To be done:
Extract the records below word for word and ignore the images.

Entries shown:
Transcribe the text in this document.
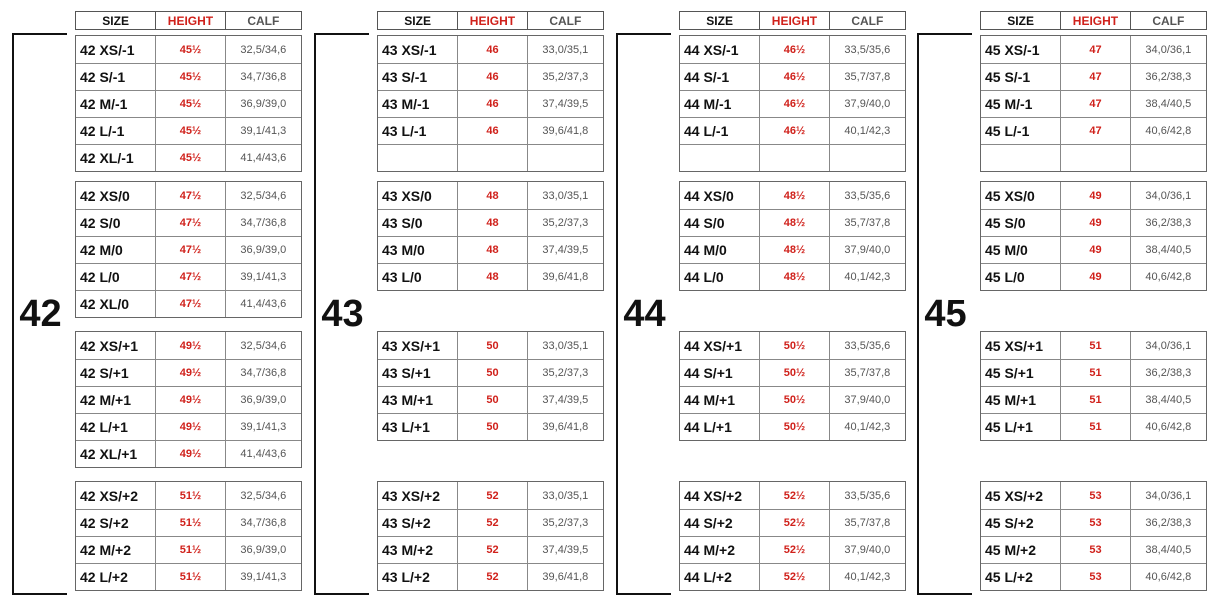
SIZE	HEIGHT	CALF
42
42 XS/-1	45½	32,5/34,6
42 S/-1	45½	34,7/36,8
42 M/-1	45½	36,9/39,0
42 L/-1	45½	39,1/41,3
42 XL/-1	45½	41,4/43,6
42 XS/0	47½	32,5/34,6
42 S/0	47½	34,7/36,8
42 M/0	47½	36,9/39,0
42 L/0	47½	39,1/41,3
42 XL/0	47½	41,4/43,6
42 XS/+1	49½	32,5/34,6
42 S/+1	49½	34,7/36,8
42 M/+1	49½	36,9/39,0
42 L/+1	49½	39,1/41,3
42 XL/+1	49½	41,4/43,6
42 XS/+2	51½	32,5/34,6
42 S/+2	51½	34,7/36,8
42 M/+2	51½	36,9/39,0
42 L/+2	51½	39,1/41,3
SIZE	HEIGHT	CALF
43
43 XS/-1	46	33,0/35,1
43 S/-1	46	35,2/37,3
43 M/-1	46	37,4/39,5
43 L/-1	46	39,6/41,8
43 XS/0	48	33,0/35,1
43 S/0	48	35,2/37,3
43 M/0	48	37,4/39,5
43 L/0	48	39,6/41,8
43 XS/+1	50	33,0/35,1
43 S/+1	50	35,2/37,3
43 M/+1	50	37,4/39,5
43 L/+1	50	39,6/41,8
43 XS/+2	52	33,0/35,1
43 S/+2	52	35,2/37,3
43 M/+2	52	37,4/39,5
43 L/+2	52	39,6/41,8
SIZE	HEIGHT	CALF
44
44 XS/-1	46½	33,5/35,6
44 S/-1	46½	35,7/37,8
44 M/-1	46½	37,9/40,0
44 L/-1	46½	40,1/42,3
44 XS/0	48½	33,5/35,6
44 S/0	48½	35,7/37,8
44 M/0	48½	37,9/40,0
44 L/0	48½	40,1/42,3
44 XS/+1	50½	33,5/35,6
44 S/+1	50½	35,7/37,8
44 M/+1	50½	37,9/40,0
44 L/+1	50½	40,1/42,3
44 XS/+2	52½	33,5/35,6
44 S/+2	52½	35,7/37,8
44 M/+2	52½	37,9/40,0
44 L/+2	52½	40,1/42,3
SIZE	HEIGHT	CALF
45
45 XS/-1	47	34,0/36,1
45 S/-1	47	36,2/38,3
45 M/-1	47	38,4/40,5
45 L/-1	47	40,6/42,8
45 XS/0	49	34,0/36,1
45 S/0	49	36,2/38,3
45 M/0	49	38,4/40,5
45 L/0	49	40,6/42,8
45 XS/+1	51	34,0/36,1
45 S/+1	51	36,2/38,3
45 M/+1	51	38,4/40,5
45 L/+1	51	40,6/42,8
45 XS/+2	53	34,0/36,1
45 S/+2	53	36,2/38,3
45 M/+2	53	38,4/40,5
45 L/+2	53	40,6/42,8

Result for this task:
Transcribe the text in this document.
SIZE	HEIGHT	CALF
42
42 XS/-1	45½	32,5/34,6
42 S/-1	45½	34,7/36,8
42 M/-1	45½	36,9/39,0
42 L/-1	45½	39,1/41,3
42 XL/-1	45½	41,4/43,6
42 XS/0	47½	32,5/34,6
42 S/0	47½	34,7/36,8
42 M/0	47½	36,9/39,0
42 L/0	47½	39,1/41,3
42 XL/0	47½	41,4/43,6
42 XS/+1	49½	32,5/34,6
42 S/+1	49½	34,7/36,8
42 M/+1	49½	36,9/39,0
42 L/+1	49½	39,1/41,3
42 XL/+1	49½	41,4/43,6
42 XS/+2	51½	32,5/34,6
42 S/+2	51½	34,7/36,8
42 M/+2	51½	36,9/39,0
42 L/+2	51½	39,1/41,3
SIZE	HEIGHT	CALF
43
43 XS/-1	46	33,0/35,1
43 S/-1	46	35,2/37,3
43 M/-1	46	37,4/39,5
43 L/-1	46	39,6/41,8
43 XS/0	48	33,0/35,1
43 S/0	48	35,2/37,3
43 M/0	48	37,4/39,5
43 L/0	48	39,6/41,8
43 XS/+1	50	33,0/35,1
43 S/+1	50	35,2/37,3
43 M/+1	50	37,4/39,5
43 L/+1	50	39,6/41,8
43 XS/+2	52	33,0/35,1
43 S/+2	52	35,2/37,3
43 M/+2	52	37,4/39,5
43 L/+2	52	39,6/41,8
SIZE	HEIGHT	CALF
44
44 XS/-1	46½	33,5/35,6
44 S/-1	46½	35,7/37,8
44 M/-1	46½	37,9/40,0
44 L/-1	46½	40,1/42,3
44 XS/0	48½	33,5/35,6
44 S/0	48½	35,7/37,8
44 M/0	48½	37,9/40,0
44 L/0	48½	40,1/42,3
44 XS/+1	50½	33,5/35,6
44 S/+1	50½	35,7/37,8
44 M/+1	50½	37,9/40,0
44 L/+1	50½	40,1/42,3
44 XS/+2	52½	33,5/35,6
44 S/+2	52½	35,7/37,8
44 M/+2	52½	37,9/40,0
44 L/+2	52½	40,1/42,3
SIZE	HEIGHT	CALF
45
45 XS/-1	47	34,0/36,1
45 S/-1	47	36,2/38,3
45 M/-1	47	38,4/40,5
45 L/-1	47	40,6/42,8
45 XS/0	49	34,0/36,1
45 S/0	49	36,2/38,3
45 M/0	49	38,4/40,5
45 L/0	49	40,6/42,8
45 XS/+1	51	34,0/36,1
45 S/+1	51	36,2/38,3
45 M/+1	51	38,4/40,5
45 L/+1	51	40,6/42,8
45 XS/+2	53	34,0/36,1
45 S/+2	53	36,2/38,3
45 M/+2	53	38,4/40,5
45 L/+2	53	40,6/42,8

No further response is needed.